— begin DATASET ROWS —

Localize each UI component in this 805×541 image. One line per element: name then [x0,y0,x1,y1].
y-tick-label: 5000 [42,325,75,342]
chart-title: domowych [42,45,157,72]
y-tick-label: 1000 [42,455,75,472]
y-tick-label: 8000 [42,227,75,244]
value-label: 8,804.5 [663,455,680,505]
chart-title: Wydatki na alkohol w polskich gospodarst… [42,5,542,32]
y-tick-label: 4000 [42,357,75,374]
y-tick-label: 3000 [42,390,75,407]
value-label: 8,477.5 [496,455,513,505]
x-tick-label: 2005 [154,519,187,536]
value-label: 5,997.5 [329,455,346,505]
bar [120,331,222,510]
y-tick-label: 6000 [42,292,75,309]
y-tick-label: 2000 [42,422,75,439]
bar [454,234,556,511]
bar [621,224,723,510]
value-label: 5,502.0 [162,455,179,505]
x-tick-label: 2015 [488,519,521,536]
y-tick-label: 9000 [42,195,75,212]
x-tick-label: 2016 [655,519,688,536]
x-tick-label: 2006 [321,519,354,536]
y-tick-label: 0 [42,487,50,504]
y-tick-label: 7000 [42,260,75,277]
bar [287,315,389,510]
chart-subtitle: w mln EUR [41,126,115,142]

— end DATASET ROWS —

Reproduce every line of the region boundary data above without changing anything.

* OUTPUT:
Localize each UI component in this 805×541 image. One line per element: name then [x0,y0,x1,y1].
y-tick-label: 5000 [42,325,75,342]
chart-title: domowych [42,45,157,72]
y-tick-label: 1000 [42,455,75,472]
y-tick-label: 8000 [42,227,75,244]
value-label: 8,804.5 [663,455,680,505]
chart-title: Wydatki na alkohol w polskich gospodarst… [42,5,542,32]
y-tick-label: 4000 [42,357,75,374]
y-tick-label: 3000 [42,390,75,407]
value-label: 8,477.5 [496,455,513,505]
x-tick-label: 2005 [154,519,187,536]
value-label: 5,997.5 [329,455,346,505]
bar [120,331,222,510]
y-tick-label: 6000 [42,292,75,309]
y-tick-label: 2000 [42,422,75,439]
bar [454,234,556,511]
bar [621,224,723,510]
value-label: 5,502.0 [162,455,179,505]
x-tick-label: 2015 [488,519,521,536]
y-tick-label: 9000 [42,195,75,212]
x-tick-label: 2016 [655,519,688,536]
x-tick-label: 2006 [321,519,354,536]
y-tick-label: 0 [42,487,50,504]
y-tick-label: 7000 [42,260,75,277]
bar [287,315,389,510]
chart-subtitle: w mln EUR [41,126,115,142]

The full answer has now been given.